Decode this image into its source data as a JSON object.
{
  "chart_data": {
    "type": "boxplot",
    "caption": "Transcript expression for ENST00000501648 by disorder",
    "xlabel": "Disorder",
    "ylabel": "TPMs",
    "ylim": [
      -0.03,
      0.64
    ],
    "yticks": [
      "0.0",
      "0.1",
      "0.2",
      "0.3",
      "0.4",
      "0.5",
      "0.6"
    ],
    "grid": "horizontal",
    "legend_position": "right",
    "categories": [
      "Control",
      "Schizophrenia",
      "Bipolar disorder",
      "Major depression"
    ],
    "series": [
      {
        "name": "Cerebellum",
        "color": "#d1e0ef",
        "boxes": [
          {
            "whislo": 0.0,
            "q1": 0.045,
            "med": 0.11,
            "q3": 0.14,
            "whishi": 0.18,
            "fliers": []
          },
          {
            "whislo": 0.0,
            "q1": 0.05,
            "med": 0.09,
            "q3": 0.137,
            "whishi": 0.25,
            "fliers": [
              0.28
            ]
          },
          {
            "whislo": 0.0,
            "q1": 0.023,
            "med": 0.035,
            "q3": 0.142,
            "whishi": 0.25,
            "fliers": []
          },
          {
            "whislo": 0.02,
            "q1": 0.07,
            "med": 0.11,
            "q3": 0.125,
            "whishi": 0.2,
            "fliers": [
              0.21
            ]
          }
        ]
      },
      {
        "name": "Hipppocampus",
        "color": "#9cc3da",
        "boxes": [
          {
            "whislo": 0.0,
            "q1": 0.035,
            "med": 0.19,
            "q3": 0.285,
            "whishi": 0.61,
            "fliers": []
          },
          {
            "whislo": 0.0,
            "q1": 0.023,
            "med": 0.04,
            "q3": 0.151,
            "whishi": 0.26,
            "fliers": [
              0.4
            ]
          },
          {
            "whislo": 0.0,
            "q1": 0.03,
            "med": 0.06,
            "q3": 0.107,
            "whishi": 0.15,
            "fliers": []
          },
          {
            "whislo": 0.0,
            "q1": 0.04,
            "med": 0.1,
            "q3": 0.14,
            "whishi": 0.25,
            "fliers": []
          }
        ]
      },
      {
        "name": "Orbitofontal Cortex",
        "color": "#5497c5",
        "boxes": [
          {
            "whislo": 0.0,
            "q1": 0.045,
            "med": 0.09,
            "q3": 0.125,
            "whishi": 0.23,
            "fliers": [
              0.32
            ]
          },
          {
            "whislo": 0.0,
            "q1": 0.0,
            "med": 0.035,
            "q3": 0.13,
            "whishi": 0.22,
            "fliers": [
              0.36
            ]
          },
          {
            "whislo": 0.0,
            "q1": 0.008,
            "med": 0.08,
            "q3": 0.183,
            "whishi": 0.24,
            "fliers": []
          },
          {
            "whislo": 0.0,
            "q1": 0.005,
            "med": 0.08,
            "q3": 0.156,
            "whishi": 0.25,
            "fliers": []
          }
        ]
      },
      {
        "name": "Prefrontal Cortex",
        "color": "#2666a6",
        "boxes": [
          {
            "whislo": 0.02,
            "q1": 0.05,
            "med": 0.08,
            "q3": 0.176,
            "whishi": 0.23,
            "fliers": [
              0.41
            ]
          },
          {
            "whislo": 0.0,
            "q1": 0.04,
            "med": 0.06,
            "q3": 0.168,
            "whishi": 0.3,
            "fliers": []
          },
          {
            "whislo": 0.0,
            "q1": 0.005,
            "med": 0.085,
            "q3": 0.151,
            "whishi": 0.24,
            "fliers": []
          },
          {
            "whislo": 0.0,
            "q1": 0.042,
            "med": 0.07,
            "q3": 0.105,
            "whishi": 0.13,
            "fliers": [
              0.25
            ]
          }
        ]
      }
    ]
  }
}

• [TASK TO CARRY OUT]
Reproduce the material in full, with no word added or dropped.

• [TASK SOLUTION]
Decode this image into its source data as a JSON object.
{
  "chart_data": {
    "type": "boxplot",
    "caption": "Transcript expression for ENST00000501648 by disorder",
    "xlabel": "Disorder",
    "ylabel": "TPMs",
    "ylim": [
      -0.03,
      0.64
    ],
    "yticks": [
      "0.0",
      "0.1",
      "0.2",
      "0.3",
      "0.4",
      "0.5",
      "0.6"
    ],
    "grid": "horizontal",
    "legend_position": "right",
    "categories": [
      "Control",
      "Schizophrenia",
      "Bipolar disorder",
      "Major depression"
    ],
    "series": [
      {
        "name": "Cerebellum",
        "color": "#d1e0ef",
        "boxes": [
          {
            "whislo": 0.0,
            "q1": 0.045,
            "med": 0.11,
            "q3": 0.14,
            "whishi": 0.18,
            "fliers": []
          },
          {
            "whislo": 0.0,
            "q1": 0.05,
            "med": 0.09,
            "q3": 0.137,
            "whishi": 0.25,
            "fliers": [
              0.28
            ]
          },
          {
            "whislo": 0.0,
            "q1": 0.023,
            "med": 0.035,
            "q3": 0.142,
            "whishi": 0.25,
            "fliers": []
          },
          {
            "whislo": 0.02,
            "q1": 0.07,
            "med": 0.11,
            "q3": 0.125,
            "whishi": 0.2,
            "fliers": [
              0.21
            ]
          }
        ]
      },
      {
        "name": "Hipppocampus",
        "color": "#9cc3da",
        "boxes": [
          {
            "whislo": 0.0,
            "q1": 0.035,
            "med": 0.19,
            "q3": 0.285,
            "whishi": 0.61,
            "fliers": []
          },
          {
            "whislo": 0.0,
            "q1": 0.023,
            "med": 0.04,
            "q3": 0.151,
            "whishi": 0.26,
            "fliers": [
              0.4
            ]
          },
          {
            "whislo": 0.0,
            "q1": 0.03,
            "med": 0.06,
            "q3": 0.107,
            "whishi": 0.15,
            "fliers": []
          },
          {
            "whislo": 0.0,
            "q1": 0.04,
            "med": 0.1,
            "q3": 0.14,
            "whishi": 0.25,
            "fliers": []
          }
        ]
      },
      {
        "name": "Orbitofontal Cortex",
        "color": "#5497c5",
        "boxes": [
          {
            "whislo": 0.0,
            "q1": 0.045,
            "med": 0.09,
            "q3": 0.125,
            "whishi": 0.23,
            "fliers": [
              0.32
            ]
          },
          {
            "whislo": 0.0,
            "q1": 0.0,
            "med": 0.035,
            "q3": 0.13,
            "whishi": 0.22,
            "fliers": [
              0.36
            ]
          },
          {
            "whislo": 0.0,
            "q1": 0.008,
            "med": 0.08,
            "q3": 0.183,
            "whishi": 0.24,
            "fliers": []
          },
          {
            "whislo": 0.0,
            "q1": 0.005,
            "med": 0.08,
            "q3": 0.156,
            "whishi": 0.25,
            "fliers": []
          }
        ]
      },
      {
        "name": "Prefrontal Cortex",
        "color": "#2666a6",
        "boxes": [
          {
            "whislo": 0.02,
            "q1": 0.05,
            "med": 0.08,
            "q3": 0.176,
            "whishi": 0.23,
            "fliers": [
              0.41
            ]
          },
          {
            "whislo": 0.0,
            "q1": 0.04,
            "med": 0.06,
            "q3": 0.168,
            "whishi": 0.3,
            "fliers": []
          },
          {
            "whislo": 0.0,
            "q1": 0.005,
            "med": 0.085,
            "q3": 0.151,
            "whishi": 0.24,
            "fliers": []
          },
          {
            "whislo": 0.0,
            "q1": 0.042,
            "med": 0.07,
            "q3": 0.105,
            "whishi": 0.13,
            "fliers": [
              0.25
            ]
          }
        ]
      }
    ]
  }
}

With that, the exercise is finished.